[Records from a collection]

-----

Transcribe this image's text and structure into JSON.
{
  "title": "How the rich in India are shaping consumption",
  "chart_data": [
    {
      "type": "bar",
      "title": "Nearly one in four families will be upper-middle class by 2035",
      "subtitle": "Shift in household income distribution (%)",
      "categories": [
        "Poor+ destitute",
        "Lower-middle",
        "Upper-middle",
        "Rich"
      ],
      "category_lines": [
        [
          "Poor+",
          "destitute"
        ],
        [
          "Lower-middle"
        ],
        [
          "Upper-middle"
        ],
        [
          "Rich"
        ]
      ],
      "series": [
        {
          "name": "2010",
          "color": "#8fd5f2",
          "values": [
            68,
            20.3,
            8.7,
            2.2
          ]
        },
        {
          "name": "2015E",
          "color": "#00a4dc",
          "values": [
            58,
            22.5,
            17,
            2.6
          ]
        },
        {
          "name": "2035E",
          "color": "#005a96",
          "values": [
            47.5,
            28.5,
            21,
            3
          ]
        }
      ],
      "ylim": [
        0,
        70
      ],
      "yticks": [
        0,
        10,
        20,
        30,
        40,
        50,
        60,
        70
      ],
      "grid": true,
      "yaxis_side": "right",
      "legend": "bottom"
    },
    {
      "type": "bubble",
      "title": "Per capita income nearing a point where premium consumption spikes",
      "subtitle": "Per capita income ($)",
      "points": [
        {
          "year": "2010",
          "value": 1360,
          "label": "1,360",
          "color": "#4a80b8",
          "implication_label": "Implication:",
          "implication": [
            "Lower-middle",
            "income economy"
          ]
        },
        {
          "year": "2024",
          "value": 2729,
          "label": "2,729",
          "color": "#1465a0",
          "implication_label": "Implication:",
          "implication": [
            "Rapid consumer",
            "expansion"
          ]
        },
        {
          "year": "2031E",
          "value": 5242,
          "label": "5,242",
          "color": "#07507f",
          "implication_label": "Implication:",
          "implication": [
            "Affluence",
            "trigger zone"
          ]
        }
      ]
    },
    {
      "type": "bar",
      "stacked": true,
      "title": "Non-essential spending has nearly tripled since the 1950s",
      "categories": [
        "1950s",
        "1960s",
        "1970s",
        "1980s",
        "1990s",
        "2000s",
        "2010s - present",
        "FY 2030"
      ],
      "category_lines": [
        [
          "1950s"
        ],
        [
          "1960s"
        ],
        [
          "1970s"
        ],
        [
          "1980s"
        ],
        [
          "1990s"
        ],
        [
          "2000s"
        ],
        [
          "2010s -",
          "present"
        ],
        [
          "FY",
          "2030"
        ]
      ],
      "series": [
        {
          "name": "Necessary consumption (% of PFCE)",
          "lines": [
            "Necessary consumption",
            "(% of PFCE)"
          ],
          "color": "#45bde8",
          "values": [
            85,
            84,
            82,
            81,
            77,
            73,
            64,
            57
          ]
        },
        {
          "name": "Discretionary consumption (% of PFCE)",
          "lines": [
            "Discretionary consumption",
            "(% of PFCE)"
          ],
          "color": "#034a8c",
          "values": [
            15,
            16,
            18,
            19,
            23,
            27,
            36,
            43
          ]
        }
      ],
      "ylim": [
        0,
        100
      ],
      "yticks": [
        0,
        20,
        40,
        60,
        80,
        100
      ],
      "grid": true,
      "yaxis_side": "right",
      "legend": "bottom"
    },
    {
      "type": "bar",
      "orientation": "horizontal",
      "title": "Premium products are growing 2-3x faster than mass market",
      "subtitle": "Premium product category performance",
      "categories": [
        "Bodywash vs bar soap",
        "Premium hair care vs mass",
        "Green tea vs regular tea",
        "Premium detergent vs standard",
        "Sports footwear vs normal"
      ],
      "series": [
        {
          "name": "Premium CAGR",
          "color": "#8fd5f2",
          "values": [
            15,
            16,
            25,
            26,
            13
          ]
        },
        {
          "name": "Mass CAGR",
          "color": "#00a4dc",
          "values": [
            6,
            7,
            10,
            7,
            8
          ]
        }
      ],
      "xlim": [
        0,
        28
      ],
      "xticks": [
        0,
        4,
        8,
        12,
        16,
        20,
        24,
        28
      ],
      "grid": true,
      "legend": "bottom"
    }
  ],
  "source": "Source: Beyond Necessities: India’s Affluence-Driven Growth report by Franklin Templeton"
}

-----

▶ [Problem]: Gather all lines of the records that include the word "name".

▶ [Result for this task]:
          "name": "2010",
          "name": "2015E",
          "name": "2035E",
          "name": "Necessary consumption (% of PFCE)",
          "name": "Discretionary consumption (% of PFCE)",
          "name": "Premium CAGR",
          "name": "Mass CAGR",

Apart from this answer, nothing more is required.